TASK | Transcribe all records exactly.

RECORDS FOR THIS TASK |
----

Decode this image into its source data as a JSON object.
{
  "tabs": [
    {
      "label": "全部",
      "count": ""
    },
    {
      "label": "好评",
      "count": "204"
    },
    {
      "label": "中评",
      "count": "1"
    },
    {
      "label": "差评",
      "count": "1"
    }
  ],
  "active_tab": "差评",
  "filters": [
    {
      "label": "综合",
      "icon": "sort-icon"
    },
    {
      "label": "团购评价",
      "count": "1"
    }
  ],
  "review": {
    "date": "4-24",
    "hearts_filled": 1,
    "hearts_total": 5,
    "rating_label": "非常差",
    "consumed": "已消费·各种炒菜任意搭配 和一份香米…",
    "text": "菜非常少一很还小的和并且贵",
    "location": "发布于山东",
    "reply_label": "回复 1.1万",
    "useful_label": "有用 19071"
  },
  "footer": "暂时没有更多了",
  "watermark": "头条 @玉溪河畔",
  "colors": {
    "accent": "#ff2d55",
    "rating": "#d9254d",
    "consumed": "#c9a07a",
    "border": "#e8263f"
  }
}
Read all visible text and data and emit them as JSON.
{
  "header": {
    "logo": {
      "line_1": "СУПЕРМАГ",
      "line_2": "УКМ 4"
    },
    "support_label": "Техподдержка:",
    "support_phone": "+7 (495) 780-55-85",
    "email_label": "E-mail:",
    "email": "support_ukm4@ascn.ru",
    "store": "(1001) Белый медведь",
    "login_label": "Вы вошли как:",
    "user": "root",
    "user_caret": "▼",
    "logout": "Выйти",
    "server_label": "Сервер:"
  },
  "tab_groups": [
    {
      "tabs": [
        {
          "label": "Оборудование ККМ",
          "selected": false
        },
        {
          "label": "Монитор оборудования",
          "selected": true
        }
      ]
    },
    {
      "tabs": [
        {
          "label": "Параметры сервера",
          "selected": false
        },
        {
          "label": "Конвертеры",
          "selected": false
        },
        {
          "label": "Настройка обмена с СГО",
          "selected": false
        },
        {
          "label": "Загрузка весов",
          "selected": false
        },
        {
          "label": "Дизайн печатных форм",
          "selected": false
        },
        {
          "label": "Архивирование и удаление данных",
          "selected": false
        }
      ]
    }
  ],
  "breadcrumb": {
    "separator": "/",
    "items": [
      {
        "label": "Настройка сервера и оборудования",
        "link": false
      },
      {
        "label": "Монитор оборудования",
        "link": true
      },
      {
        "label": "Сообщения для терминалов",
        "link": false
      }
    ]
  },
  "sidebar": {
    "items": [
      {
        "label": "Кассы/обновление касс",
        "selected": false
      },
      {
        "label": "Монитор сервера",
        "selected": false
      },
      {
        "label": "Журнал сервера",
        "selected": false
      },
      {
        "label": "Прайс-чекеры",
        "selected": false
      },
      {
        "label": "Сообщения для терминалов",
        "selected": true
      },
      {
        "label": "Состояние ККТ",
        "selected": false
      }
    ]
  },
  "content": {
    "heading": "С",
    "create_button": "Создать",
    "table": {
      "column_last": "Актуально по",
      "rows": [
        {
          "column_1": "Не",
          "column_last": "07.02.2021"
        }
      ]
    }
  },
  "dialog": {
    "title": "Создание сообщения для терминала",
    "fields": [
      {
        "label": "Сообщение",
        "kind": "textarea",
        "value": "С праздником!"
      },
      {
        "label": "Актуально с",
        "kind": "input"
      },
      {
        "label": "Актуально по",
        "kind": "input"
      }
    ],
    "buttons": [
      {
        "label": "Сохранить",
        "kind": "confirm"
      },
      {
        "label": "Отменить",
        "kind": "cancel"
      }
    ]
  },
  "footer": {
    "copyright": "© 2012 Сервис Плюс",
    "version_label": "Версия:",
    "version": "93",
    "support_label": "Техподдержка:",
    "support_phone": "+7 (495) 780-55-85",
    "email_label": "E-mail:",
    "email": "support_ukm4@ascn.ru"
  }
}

----

OUTPUT FOR THIS TASK |
Decode this image into its source data as a JSON object.
{
  "tabs": [
    {
      "label": "全部",
      "count": ""
    },
    {
      "label": "好评",
      "count": "204"
    },
    {
      "label": "中评",
      "count": "1"
    },
    {
      "label": "差评",
      "count": "1"
    }
  ],
  "active_tab": "差评",
  "filters": [
    {
      "label": "综合",
      "icon": "sort-icon"
    },
    {
      "label": "团购评价",
      "count": "1"
    }
  ],
  "review": {
    "date": "4-24",
    "hearts_filled": 1,
    "hearts_total": 5,
    "rating_label": "非常差",
    "consumed": "已消费·各种炒菜任意搭配 和一份香米…",
    "text": "菜非常少一很还小的和并且贵",
    "location": "发布于山东",
    "reply_label": "回复 1.1万",
    "useful_label": "有用 19071"
  },
  "footer": "暂时没有更多了",
  "watermark": "头条 @玉溪河畔",
  "colors": {
    "accent": "#ff2d55",
    "rating": "#d9254d",
    "consumed": "#c9a07a",
    "border": "#e8263f"
  }
}
Read all visible text and data and emit them as JSON.
{
  "header": {
    "logo": {
      "line_1": "СУПЕРМАГ",
      "line_2": "УКМ 4"
    },
    "support_label": "Техподдержка:",
    "support_phone": "+7 (495) 780-55-85",
    "email_label": "E-mail:",
    "email": "support_ukm4@ascn.ru",
    "store": "(1001) Белый медведь",
    "login_label": "Вы вошли как:",
    "user": "root",
    "user_caret": "▼",
    "logout": "Выйти",
    "server_label": "Сервер:"
  },
  "tab_groups": [
    {
      "tabs": [
        {
          "label": "Оборудование ККМ",
          "selected": false
        },
        {
          "label": "Монитор оборудования",
          "selected": true
        }
      ]
    },
    {
      "tabs": [
        {
          "label": "Параметры сервера",
          "selected": false
        },
        {
          "label": "Конвертеры",
          "selected": false
        },
        {
          "label": "Настройка обмена с СГО",
          "selected": false
        },
        {
          "label": "Загрузка весов",
          "selected": false
        },
        {
          "label": "Дизайн печатных форм",
          "selected": false
        },
        {
          "label": "Архивирование и удаление данных",
          "selected": false
        }
      ]
    }
  ],
  "breadcrumb": {
    "separator": "/",
    "items": [
      {
        "label": "Настройка сервера и оборудования",
        "link": false
      },
      {
        "label": "Монитор оборудования",
        "link": true
      },
      {
        "label": "Сообщения для терминалов",
        "link": false
      }
    ]
  },
  "sidebar": {
    "items": [
      {
        "label": "Кассы/обновление касс",
        "selected": false
      },
      {
        "label": "Монитор сервера",
        "selected": false
      },
      {
        "label": "Журнал сервера",
        "selected": false
      },
      {
        "label": "Прайс-чекеры",
        "selected": false
      },
      {
        "label": "Сообщения для терминалов",
        "selected": true
      },
      {
        "label": "Состояние ККТ",
        "selected": false
      }
    ]
  },
  "content": {
    "heading": "С",
    "create_button": "Создать",
    "table": {
      "column_last": "Актуально по",
      "rows": [
        {
          "column_1": "Не",
          "column_last": "07.02.2021"
        }
      ]
    }
  },
  "dialog": {
    "title": "Создание сообщения для терминала",
    "fields": [
      {
        "label": "Сообщение",
        "kind": "textarea",
        "value": "С праздником!"
      },
      {
        "label": "Актуально с",
        "kind": "input"
      },
      {
        "label": "Актуально по",
        "kind": "input"
      }
    ],
    "buttons": [
      {
        "label": "Сохранить",
        "kind": "confirm"
      },
      {
        "label": "Отменить",
        "kind": "cancel"
      }
    ]
  },
  "footer": {
    "copyright": "© 2012 Сервис Плюс",
    "version_label": "Версия:",
    "version": "93",
    "support_label": "Техподдержка:",
    "support_phone": "+7 (495) 780-55-85",
    "email_label": "E-mail:",
    "email": "support_ukm4@ascn.ru"
  }
}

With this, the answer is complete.